TASK –
Pull every line with the word "farmer" out of the entries below.

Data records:
************
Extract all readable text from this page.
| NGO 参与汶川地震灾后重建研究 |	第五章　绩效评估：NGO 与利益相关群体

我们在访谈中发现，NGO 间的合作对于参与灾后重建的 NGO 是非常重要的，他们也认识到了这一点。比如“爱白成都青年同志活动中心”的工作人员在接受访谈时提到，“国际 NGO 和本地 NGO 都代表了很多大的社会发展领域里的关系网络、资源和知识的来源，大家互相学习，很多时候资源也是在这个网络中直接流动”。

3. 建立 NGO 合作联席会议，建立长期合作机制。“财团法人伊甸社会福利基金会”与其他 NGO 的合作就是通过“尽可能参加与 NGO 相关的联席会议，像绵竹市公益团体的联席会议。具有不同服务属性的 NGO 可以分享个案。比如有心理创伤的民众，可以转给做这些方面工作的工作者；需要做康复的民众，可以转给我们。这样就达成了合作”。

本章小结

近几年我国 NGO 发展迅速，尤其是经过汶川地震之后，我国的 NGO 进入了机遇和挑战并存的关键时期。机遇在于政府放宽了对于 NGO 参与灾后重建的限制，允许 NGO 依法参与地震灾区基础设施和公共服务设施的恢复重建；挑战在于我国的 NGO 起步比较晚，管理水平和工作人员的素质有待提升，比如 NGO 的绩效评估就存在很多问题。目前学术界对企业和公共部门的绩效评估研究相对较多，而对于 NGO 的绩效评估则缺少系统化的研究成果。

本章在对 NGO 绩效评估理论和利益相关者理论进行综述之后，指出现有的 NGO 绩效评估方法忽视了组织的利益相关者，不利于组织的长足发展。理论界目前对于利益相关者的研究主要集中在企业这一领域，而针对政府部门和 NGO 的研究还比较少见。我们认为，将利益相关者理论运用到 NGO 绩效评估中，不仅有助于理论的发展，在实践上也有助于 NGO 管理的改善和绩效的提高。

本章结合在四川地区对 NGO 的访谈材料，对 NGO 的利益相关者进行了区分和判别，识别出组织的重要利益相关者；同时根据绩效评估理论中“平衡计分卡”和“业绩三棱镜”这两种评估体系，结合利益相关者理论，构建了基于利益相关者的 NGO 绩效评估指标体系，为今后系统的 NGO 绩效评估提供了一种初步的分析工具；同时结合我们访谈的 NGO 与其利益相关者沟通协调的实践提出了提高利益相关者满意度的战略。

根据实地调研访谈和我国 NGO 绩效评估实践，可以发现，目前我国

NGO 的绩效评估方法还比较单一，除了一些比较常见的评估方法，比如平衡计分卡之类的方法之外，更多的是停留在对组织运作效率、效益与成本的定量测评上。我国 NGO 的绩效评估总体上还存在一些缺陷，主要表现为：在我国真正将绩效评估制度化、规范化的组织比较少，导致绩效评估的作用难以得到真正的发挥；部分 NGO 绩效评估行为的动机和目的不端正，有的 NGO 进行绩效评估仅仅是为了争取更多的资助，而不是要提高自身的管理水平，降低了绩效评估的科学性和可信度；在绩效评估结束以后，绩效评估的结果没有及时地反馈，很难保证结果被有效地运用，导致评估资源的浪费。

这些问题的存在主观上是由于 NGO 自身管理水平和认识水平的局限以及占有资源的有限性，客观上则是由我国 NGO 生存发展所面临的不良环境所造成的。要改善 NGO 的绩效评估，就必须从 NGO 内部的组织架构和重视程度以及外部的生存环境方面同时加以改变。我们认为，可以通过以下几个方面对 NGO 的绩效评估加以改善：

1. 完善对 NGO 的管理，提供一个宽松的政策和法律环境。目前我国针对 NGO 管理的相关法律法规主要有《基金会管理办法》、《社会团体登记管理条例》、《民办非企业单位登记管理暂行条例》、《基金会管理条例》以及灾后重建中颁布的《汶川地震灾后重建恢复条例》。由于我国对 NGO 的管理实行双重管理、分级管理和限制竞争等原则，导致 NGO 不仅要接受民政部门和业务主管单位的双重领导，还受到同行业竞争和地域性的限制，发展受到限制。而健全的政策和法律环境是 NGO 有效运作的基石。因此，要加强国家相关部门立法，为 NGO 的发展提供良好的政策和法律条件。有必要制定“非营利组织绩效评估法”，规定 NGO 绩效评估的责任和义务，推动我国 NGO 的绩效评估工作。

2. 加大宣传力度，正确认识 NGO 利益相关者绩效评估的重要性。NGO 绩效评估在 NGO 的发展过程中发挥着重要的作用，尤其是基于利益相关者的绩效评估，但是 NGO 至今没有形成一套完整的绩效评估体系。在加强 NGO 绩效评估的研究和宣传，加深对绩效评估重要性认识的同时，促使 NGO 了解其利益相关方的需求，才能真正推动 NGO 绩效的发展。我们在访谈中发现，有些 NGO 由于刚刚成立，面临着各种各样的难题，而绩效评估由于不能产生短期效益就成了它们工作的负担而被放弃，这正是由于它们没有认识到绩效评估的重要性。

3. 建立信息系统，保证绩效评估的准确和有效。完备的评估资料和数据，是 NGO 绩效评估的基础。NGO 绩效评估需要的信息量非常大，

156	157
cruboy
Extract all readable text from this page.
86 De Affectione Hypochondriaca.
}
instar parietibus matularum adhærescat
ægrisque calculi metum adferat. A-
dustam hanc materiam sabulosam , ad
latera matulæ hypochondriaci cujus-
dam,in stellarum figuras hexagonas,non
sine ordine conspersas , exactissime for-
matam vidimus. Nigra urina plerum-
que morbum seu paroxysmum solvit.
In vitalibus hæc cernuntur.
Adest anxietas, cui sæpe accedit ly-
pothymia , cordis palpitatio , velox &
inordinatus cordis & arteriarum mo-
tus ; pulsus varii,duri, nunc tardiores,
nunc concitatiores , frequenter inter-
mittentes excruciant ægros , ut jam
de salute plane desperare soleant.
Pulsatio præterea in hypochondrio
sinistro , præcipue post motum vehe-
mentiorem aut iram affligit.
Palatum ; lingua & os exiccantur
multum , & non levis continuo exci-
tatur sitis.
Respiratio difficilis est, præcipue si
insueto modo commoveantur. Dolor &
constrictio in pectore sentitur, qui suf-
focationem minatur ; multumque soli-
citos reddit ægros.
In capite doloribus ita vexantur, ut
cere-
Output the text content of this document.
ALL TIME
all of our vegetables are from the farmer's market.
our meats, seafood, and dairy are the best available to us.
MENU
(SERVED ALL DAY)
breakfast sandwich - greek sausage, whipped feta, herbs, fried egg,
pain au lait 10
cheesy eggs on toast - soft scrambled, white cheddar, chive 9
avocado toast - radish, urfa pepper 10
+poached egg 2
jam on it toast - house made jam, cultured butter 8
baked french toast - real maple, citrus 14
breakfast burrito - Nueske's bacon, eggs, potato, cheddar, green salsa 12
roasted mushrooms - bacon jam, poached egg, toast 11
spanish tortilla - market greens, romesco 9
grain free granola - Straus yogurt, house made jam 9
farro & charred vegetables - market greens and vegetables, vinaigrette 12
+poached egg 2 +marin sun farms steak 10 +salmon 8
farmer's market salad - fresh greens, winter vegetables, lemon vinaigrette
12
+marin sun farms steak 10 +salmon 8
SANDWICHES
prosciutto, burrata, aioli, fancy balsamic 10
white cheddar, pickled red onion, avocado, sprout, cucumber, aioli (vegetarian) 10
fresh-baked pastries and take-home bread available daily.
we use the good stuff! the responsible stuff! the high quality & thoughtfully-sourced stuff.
************
TASK OUTPUT –
all of our vegetables are from the farmer's market.
farmer's market salad - fresh greens, winter vegetables, lemon vinaigrette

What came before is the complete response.